*Materials provided*.
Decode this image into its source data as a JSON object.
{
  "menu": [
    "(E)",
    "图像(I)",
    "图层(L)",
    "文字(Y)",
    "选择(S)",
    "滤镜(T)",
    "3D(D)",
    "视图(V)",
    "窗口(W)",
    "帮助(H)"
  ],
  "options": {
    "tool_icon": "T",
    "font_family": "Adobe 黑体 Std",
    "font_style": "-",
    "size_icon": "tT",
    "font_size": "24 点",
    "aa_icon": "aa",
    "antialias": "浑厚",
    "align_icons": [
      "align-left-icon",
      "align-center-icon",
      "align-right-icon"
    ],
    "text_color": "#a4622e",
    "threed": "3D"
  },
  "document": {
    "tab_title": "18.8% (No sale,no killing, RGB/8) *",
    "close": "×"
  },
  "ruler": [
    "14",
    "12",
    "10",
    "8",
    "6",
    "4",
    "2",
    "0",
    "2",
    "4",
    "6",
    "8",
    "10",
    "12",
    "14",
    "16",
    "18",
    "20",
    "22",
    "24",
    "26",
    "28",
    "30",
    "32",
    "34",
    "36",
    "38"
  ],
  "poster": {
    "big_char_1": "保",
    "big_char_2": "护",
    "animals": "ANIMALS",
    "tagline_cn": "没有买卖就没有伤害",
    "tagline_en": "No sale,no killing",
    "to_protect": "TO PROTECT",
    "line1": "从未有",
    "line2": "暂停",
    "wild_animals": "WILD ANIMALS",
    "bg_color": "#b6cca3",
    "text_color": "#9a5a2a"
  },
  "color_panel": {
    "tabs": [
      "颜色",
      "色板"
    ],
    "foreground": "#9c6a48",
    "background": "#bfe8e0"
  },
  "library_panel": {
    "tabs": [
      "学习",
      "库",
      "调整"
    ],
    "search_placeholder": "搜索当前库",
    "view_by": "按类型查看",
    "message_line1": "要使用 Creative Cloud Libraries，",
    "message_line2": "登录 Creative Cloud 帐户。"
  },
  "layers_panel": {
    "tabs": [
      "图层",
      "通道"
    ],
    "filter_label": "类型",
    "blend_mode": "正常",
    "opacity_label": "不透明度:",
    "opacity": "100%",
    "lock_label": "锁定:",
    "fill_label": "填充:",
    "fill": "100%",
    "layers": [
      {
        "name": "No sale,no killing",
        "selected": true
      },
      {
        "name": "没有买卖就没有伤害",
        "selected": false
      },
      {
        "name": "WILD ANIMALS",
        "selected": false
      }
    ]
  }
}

*What to work on*.
Copy down the material exactly as written.

*The response*.
Decode this image into its source data as a JSON object.
{
  "menu": [
    "(E)",
    "图像(I)",
    "图层(L)",
    "文字(Y)",
    "选择(S)",
    "滤镜(T)",
    "3D(D)",
    "视图(V)",
    "窗口(W)",
    "帮助(H)"
  ],
  "options": {
    "tool_icon": "T",
    "font_family": "Adobe 黑体 Std",
    "font_style": "-",
    "size_icon": "tT",
    "font_size": "24 点",
    "aa_icon": "aa",
    "antialias": "浑厚",
    "align_icons": [
      "align-left-icon",
      "align-center-icon",
      "align-right-icon"
    ],
    "text_color": "#a4622e",
    "threed": "3D"
  },
  "document": {
    "tab_title": "18.8% (No sale,no killing, RGB/8) *",
    "close": "×"
  },
  "ruler": [
    "14",
    "12",
    "10",
    "8",
    "6",
    "4",
    "2",
    "0",
    "2",
    "4",
    "6",
    "8",
    "10",
    "12",
    "14",
    "16",
    "18",
    "20",
    "22",
    "24",
    "26",
    "28",
    "30",
    "32",
    "34",
    "36",
    "38"
  ],
  "poster": {
    "big_char_1": "保",
    "big_char_2": "护",
    "animals": "ANIMALS",
    "tagline_cn": "没有买卖就没有伤害",
    "tagline_en": "No sale,no killing",
    "to_protect": "TO PROTECT",
    "line1": "从未有",
    "line2": "暂停",
    "wild_animals": "WILD ANIMALS",
    "bg_color": "#b6cca3",
    "text_color": "#9a5a2a"
  },
  "color_panel": {
    "tabs": [
      "颜色",
      "色板"
    ],
    "foreground": "#9c6a48",
    "background": "#bfe8e0"
  },
  "library_panel": {
    "tabs": [
      "学习",
      "库",
      "调整"
    ],
    "search_placeholder": "搜索当前库",
    "view_by": "按类型查看",
    "message_line1": "要使用 Creative Cloud Libraries，",
    "message_line2": "登录 Creative Cloud 帐户。"
  },
  "layers_panel": {
    "tabs": [
      "图层",
      "通道"
    ],
    "filter_label": "类型",
    "blend_mode": "正常",
    "opacity_label": "不透明度:",
    "opacity": "100%",
    "lock_label": "锁定:",
    "fill_label": "填充:",
    "fill": "100%",
    "layers": [
      {
        "name": "No sale,no killing",
        "selected": true
      },
      {
        "name": "没有买卖就没有伤害",
        "selected": false
      },
      {
        "name": "WILD ANIMALS",
        "selected": false
      }
    ]
  }
}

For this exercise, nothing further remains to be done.